GOAL OF THE EXERCISE »
Gather up the lines with the word "conditioning" in them.

Saved data entries »
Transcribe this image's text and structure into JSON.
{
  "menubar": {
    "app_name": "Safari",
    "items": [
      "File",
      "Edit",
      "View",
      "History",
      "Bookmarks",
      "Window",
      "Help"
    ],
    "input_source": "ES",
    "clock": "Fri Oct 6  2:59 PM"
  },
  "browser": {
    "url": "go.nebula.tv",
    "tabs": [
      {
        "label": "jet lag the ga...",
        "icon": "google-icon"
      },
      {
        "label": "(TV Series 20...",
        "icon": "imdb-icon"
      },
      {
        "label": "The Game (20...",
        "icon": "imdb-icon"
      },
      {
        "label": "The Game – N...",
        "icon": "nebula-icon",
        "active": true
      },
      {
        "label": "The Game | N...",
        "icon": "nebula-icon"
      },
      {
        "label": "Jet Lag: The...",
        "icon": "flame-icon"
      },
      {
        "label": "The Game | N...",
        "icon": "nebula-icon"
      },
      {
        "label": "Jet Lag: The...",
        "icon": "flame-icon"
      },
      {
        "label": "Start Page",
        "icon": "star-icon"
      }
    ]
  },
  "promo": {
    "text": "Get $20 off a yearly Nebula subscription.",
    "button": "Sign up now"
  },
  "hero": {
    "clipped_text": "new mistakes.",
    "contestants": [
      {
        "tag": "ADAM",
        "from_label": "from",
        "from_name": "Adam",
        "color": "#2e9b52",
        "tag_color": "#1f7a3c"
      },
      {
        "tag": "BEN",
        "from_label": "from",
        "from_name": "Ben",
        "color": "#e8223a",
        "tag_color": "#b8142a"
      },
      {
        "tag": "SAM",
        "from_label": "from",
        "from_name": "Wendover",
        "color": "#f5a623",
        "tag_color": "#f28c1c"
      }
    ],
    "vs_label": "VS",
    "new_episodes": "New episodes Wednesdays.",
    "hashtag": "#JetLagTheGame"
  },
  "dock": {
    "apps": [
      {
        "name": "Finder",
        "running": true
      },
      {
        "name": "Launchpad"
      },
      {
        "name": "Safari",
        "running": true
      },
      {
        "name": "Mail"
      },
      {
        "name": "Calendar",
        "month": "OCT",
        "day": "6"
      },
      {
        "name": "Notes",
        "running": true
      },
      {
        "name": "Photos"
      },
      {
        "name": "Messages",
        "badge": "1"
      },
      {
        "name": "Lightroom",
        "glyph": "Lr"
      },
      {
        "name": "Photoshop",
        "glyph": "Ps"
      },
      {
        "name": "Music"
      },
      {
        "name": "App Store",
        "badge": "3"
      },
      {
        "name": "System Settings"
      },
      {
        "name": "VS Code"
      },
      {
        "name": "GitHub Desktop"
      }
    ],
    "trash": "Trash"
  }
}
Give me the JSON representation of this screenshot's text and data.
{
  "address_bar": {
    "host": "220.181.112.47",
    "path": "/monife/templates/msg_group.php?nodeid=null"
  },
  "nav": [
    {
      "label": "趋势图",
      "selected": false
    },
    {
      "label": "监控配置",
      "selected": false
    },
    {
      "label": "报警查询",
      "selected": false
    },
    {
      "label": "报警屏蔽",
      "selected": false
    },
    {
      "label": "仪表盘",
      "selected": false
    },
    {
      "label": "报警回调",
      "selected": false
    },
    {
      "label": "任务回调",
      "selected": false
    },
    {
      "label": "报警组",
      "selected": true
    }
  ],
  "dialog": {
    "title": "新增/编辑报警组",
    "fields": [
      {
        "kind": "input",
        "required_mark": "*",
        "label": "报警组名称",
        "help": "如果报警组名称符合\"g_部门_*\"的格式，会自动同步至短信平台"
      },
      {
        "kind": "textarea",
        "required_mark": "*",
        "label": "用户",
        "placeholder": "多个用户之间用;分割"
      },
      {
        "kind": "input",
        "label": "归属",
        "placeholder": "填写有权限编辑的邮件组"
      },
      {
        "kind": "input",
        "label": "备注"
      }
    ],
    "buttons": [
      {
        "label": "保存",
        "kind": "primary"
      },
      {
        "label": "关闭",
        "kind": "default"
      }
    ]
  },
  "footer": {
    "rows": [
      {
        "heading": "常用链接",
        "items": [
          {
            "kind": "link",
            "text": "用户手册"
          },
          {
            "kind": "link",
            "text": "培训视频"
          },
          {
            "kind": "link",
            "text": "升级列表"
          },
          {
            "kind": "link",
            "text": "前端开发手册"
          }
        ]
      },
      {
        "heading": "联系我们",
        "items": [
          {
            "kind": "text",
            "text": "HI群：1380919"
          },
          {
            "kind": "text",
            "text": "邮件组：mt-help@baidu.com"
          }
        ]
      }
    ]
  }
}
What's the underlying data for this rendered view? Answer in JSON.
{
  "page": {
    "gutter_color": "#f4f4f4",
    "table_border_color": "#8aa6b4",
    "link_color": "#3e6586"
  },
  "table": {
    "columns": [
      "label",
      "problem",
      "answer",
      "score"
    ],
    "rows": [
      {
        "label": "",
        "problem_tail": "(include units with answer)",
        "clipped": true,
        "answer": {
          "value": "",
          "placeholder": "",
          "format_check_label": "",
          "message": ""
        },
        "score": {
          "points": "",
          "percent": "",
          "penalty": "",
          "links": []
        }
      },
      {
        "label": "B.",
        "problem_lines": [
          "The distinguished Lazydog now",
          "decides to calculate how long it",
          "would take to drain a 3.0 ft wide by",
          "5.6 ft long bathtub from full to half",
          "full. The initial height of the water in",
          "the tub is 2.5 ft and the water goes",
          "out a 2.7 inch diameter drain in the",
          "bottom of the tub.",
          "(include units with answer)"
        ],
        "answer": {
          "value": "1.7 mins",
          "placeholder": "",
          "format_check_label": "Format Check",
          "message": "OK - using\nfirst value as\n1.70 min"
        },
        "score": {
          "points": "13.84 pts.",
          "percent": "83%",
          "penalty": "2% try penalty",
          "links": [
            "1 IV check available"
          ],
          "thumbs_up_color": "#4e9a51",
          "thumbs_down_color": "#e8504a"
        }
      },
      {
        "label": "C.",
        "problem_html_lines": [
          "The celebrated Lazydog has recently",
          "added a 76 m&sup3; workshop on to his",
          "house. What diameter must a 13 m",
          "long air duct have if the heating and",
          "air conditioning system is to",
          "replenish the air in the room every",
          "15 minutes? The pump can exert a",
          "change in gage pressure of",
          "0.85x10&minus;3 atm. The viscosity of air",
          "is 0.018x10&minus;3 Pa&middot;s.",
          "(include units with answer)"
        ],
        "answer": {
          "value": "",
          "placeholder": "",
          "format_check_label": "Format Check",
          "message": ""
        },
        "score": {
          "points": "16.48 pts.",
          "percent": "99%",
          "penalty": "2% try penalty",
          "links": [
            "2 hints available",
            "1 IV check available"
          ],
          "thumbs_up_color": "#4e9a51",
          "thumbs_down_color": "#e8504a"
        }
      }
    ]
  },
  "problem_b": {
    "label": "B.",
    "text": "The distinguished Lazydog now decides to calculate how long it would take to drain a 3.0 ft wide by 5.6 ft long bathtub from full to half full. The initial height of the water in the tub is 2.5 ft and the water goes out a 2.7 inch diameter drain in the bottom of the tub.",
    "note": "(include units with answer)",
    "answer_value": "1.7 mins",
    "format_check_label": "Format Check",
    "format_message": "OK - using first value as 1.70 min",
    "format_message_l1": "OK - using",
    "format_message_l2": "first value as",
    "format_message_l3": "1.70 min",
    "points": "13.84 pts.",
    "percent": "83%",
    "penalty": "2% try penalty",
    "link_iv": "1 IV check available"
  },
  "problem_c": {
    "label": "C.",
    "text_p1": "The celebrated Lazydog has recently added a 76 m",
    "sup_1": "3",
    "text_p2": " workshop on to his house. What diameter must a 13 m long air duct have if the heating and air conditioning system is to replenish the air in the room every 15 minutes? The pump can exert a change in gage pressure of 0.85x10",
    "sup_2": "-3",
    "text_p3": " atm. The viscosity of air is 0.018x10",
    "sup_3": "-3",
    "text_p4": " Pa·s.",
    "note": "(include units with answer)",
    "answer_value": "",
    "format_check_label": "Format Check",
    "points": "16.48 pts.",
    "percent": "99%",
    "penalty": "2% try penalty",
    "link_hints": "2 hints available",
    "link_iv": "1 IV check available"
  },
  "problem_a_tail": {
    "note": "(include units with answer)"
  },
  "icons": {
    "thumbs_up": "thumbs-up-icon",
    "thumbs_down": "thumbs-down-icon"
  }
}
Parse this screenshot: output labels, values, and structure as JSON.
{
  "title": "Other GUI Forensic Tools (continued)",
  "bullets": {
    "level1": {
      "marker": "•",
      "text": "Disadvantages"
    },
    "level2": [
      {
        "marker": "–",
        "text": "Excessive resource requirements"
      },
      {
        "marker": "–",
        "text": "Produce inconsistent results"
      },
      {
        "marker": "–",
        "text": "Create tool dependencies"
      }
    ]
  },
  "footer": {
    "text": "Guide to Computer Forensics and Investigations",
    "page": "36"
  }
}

EXPECTED ANSWER »
          "air conditioning system is to",
    "text_p2": " workshop on to his house. What diameter must a 13 m long air duct have if the heating and air conditioning system is to replenish the air in the room every 15 minutes? The pump can exert a change in gage pressure of 0.85x10",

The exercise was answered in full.